------ Extract to read

EP by The Beatnuts
- Released: April 20, 1993
- Recorded: April 1992 – January 1993
- Studio: Variety Recording Studio (New York); LGK Studios (Leonia, New Jersey);
- Genre: Hip hop
- Length: 25:13
- Label: Violator; Relativity;
- Producer: The Beatnuts

The Beatnuts chronology
|  | Intoxicated Demons: The EP (1993) | The Beatnuts: Street Level (1994) |

Singles from Intoxicated Demons: The EP
- "Reign of the Tec" Released: March 23, 1993; "No Equal" Released: 1993;

= Intoxicated Demons: The EP =

Intoxicated Demons: The EP is the debut extended play by American hip hop trio The Beatnuts. It was released on April 20, 1993, via Violator/Relativity Records. Recording sessions took place at Variety Recording Studio in New York and at LGK Studios in New Jersey. It features one guest vocalist, V.I.C., on the track "World's Famous". Two singles, "Reign of the Tec" and "No Equal", were released in promotion of the album. The album was received positively for its diverse beats and comedic lyrics. Its cover art was inspired by the cover of Hank Mobley's The Turnaround!.

------------
------ Information provided

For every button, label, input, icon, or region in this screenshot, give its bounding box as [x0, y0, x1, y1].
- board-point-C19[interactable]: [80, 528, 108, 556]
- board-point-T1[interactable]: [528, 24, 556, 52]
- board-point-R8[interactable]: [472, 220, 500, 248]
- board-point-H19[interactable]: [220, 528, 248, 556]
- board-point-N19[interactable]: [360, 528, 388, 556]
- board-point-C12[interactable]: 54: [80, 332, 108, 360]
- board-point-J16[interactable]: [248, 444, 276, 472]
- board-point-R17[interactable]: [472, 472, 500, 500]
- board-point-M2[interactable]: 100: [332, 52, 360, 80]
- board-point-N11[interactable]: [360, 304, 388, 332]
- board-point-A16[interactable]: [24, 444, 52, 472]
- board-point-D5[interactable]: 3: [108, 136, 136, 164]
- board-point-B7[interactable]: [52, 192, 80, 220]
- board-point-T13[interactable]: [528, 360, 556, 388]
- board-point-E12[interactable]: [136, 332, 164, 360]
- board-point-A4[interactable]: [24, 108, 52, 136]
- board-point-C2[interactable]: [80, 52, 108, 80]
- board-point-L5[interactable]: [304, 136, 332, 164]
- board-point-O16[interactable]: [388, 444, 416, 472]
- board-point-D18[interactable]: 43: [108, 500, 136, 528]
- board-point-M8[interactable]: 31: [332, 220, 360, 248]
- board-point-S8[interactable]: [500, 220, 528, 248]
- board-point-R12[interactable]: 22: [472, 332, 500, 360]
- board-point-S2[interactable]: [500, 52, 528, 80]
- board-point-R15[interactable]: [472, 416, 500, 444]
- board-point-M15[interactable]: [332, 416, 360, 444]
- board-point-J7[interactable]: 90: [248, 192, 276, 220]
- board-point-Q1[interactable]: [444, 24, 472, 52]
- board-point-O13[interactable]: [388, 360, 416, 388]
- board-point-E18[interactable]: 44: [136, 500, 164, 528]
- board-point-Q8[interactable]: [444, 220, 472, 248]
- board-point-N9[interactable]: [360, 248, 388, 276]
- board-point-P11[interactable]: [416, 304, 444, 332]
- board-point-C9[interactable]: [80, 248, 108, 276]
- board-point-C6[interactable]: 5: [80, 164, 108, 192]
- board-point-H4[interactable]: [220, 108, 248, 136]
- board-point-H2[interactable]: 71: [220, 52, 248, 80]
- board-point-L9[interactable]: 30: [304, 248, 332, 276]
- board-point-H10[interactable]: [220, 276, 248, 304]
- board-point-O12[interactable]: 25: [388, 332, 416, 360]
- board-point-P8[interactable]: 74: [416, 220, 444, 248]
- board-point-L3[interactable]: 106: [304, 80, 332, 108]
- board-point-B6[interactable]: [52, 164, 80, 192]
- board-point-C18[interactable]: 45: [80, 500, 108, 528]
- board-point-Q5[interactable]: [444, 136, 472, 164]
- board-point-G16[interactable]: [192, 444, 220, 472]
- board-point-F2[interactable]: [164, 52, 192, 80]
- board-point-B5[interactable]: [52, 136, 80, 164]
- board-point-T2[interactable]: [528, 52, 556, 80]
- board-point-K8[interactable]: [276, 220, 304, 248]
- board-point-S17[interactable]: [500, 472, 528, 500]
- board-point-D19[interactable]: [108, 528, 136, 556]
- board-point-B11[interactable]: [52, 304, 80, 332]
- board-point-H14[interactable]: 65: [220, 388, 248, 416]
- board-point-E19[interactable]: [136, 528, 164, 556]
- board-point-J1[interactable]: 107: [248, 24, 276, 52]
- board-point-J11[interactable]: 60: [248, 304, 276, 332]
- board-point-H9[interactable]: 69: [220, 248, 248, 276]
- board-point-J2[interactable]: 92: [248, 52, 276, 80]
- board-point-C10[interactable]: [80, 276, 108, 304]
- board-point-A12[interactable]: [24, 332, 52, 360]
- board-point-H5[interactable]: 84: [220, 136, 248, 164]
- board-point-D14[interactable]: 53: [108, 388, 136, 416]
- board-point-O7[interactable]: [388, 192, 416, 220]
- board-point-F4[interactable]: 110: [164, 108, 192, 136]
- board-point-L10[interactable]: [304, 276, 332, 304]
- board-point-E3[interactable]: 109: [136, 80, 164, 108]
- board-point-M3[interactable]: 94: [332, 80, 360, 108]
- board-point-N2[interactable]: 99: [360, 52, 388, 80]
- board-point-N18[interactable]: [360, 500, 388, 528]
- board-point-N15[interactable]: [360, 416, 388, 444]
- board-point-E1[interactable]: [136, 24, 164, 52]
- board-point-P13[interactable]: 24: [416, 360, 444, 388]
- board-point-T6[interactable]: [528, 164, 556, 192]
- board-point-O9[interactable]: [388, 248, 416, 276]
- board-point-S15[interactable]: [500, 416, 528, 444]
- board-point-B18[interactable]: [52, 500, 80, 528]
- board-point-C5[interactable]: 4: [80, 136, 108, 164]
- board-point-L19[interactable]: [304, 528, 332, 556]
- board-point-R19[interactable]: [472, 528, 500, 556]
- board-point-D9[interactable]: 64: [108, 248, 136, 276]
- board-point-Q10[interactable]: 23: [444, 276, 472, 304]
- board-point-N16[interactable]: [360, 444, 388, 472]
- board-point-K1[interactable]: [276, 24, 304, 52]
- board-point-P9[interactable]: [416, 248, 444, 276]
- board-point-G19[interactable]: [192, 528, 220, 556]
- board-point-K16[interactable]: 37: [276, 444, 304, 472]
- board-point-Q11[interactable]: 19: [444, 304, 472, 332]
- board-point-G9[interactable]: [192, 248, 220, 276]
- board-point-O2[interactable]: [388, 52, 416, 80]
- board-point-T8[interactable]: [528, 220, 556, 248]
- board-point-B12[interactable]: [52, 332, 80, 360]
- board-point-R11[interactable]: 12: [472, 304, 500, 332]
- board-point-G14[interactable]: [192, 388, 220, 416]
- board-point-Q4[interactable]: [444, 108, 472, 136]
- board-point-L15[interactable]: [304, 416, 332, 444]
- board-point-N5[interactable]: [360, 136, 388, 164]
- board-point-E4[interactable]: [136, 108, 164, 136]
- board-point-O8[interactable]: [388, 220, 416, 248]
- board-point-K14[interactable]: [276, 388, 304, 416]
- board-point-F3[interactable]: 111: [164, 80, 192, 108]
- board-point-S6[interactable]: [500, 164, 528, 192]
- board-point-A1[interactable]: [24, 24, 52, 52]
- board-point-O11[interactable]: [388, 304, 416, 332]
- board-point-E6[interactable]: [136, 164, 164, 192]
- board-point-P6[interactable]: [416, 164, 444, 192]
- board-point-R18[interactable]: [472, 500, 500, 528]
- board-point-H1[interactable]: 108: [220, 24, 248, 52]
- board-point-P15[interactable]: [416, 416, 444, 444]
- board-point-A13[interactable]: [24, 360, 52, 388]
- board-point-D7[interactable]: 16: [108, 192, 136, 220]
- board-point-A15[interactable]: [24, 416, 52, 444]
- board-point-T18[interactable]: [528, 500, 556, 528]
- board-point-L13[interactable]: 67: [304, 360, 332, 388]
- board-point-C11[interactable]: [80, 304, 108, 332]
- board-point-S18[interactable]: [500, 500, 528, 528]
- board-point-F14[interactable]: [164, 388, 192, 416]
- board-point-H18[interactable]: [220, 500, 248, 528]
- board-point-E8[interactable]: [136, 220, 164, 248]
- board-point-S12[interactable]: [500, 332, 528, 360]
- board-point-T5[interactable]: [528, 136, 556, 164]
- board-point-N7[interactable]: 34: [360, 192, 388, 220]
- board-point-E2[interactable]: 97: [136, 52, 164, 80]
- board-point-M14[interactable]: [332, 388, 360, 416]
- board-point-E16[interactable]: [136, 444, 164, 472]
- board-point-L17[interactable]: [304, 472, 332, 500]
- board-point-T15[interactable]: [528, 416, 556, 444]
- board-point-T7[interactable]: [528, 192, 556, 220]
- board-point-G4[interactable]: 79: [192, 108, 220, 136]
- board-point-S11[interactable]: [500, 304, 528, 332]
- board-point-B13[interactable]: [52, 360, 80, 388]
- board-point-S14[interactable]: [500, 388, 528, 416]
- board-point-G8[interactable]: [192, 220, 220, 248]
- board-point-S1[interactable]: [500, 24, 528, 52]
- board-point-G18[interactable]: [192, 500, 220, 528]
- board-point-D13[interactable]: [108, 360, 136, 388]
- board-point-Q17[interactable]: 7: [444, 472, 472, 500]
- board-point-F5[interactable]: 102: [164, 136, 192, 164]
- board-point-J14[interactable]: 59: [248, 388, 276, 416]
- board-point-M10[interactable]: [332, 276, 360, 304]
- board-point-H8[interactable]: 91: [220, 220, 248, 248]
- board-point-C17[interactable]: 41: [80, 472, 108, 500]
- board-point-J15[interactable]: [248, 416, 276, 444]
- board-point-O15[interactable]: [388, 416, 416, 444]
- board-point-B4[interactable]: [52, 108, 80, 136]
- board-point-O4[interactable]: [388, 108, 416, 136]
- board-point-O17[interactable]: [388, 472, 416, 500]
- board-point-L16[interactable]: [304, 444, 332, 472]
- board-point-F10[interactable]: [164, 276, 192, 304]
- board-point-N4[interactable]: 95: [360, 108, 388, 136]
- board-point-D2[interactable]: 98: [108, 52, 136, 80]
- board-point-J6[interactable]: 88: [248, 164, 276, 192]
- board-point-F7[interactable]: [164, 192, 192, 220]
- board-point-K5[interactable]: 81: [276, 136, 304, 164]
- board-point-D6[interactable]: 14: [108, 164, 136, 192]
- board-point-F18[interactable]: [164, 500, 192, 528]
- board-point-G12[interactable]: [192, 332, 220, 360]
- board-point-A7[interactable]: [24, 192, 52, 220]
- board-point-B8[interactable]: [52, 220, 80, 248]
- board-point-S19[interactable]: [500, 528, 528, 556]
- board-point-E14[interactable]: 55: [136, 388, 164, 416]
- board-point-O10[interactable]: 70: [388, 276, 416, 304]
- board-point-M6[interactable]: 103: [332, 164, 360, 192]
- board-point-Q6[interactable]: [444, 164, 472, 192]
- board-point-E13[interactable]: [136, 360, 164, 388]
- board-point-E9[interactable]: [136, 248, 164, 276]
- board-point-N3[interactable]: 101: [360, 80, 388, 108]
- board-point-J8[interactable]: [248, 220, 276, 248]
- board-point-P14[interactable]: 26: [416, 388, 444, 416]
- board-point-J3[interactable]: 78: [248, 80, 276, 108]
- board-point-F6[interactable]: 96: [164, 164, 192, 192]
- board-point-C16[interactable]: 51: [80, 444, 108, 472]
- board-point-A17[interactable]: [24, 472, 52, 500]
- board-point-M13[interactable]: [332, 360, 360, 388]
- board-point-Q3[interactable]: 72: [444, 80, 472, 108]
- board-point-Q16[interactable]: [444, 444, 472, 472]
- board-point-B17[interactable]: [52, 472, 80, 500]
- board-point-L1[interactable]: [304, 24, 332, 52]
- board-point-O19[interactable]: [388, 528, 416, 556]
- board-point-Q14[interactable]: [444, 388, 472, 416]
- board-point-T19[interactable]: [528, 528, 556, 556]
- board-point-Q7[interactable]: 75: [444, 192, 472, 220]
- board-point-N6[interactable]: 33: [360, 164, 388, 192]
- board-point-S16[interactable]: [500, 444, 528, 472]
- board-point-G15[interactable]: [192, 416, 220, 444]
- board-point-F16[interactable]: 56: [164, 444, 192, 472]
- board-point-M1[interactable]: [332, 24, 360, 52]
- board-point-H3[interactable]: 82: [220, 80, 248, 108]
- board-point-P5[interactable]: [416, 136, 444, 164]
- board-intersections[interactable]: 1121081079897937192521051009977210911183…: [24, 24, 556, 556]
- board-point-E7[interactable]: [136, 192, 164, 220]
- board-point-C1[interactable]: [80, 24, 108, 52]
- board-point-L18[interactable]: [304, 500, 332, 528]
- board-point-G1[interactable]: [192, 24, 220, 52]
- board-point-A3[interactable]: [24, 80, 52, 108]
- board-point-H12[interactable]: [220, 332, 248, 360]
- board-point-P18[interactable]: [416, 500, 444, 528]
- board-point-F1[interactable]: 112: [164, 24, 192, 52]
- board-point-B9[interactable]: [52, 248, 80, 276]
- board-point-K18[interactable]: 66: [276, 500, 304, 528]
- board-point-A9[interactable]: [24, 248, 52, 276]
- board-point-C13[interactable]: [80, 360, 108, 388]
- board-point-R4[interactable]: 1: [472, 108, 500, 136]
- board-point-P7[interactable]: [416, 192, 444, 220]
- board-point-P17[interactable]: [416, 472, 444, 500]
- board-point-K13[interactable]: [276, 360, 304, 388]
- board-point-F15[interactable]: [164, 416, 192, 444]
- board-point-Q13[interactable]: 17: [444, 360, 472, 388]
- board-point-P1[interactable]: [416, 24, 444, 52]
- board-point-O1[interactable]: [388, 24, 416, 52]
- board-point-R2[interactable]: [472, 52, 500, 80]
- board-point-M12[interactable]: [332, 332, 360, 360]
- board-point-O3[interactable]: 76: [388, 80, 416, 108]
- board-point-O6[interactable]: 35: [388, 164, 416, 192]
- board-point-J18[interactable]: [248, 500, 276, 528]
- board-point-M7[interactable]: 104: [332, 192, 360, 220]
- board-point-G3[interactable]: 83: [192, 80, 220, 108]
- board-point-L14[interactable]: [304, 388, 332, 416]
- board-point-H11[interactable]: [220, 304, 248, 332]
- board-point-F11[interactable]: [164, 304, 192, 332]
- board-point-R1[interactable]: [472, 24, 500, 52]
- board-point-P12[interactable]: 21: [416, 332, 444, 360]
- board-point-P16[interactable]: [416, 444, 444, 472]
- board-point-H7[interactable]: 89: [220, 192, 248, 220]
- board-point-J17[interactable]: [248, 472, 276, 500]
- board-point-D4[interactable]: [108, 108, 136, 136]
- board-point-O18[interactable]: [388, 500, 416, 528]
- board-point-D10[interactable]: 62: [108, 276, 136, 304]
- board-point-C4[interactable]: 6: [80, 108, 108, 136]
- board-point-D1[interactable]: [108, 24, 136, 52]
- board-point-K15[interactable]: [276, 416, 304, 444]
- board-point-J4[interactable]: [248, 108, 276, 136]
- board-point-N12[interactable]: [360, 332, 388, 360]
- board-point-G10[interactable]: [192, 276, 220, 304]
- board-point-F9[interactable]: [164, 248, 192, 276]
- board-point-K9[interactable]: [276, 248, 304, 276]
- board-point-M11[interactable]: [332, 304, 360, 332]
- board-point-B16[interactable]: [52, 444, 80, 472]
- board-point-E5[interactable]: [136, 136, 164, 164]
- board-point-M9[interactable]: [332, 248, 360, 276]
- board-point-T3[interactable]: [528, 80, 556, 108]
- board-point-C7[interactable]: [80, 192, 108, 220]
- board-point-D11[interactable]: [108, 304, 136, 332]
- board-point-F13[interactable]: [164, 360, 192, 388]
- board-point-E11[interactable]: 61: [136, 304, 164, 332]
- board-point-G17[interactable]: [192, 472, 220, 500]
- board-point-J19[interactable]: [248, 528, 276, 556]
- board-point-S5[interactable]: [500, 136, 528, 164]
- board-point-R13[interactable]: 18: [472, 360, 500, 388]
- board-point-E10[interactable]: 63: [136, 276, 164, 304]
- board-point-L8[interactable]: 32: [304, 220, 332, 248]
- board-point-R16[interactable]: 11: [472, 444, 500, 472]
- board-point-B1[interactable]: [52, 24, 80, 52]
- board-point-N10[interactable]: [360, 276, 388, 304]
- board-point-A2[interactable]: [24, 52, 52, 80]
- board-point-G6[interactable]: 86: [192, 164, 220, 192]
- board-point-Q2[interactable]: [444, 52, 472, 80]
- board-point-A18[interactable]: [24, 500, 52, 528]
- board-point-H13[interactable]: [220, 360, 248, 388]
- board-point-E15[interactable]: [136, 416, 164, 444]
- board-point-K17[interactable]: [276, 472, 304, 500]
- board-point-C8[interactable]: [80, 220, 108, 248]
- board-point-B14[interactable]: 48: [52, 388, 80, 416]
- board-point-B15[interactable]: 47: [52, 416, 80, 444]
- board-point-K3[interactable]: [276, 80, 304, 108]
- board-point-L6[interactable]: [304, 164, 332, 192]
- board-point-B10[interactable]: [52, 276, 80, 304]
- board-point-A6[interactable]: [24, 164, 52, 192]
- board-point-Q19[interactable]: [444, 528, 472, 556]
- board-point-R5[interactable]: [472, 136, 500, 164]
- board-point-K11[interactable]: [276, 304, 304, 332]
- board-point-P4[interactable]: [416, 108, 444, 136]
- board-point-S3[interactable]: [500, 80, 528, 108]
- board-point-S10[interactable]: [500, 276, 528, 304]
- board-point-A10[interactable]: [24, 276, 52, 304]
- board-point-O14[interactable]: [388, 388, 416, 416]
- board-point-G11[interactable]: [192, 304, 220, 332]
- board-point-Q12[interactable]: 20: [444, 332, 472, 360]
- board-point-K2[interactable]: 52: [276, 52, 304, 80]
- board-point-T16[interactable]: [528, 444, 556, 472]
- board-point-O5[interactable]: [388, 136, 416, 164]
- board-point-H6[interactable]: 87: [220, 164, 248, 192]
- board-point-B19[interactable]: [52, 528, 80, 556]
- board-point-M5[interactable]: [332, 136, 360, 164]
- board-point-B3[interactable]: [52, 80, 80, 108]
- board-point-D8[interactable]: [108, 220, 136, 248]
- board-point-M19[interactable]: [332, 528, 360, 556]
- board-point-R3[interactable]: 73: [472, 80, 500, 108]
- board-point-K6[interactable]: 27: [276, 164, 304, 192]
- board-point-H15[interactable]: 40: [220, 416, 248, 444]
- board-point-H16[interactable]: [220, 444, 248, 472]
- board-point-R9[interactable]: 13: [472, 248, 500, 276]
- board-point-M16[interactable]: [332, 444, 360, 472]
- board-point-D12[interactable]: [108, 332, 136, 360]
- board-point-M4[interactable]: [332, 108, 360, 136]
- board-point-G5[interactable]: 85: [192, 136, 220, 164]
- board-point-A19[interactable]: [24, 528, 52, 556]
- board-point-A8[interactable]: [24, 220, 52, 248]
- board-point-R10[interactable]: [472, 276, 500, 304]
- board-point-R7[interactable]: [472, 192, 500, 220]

------------

# Exercise directions:
Decide whether each statement below agrees with the article on Intoxicated Demons: The EP, answering yes or no and quoting the deciding words of the article. 1. All recording sessions for the EP took place in New York. 2. The EP features a single guest vocalist. 3. Three singles were released to promote the album.

# Exercise solution:
1. No: "Recording sessions took place at Variety Recording Studio in New York and at LGK Studios in New Jersey."
2. Yes: "It features one guest vocalist, V.I.C., on the track "World's Famous"."
3. No: "Two singles, "Reign of the Tec" and "No Equal", were released in promotion of the album."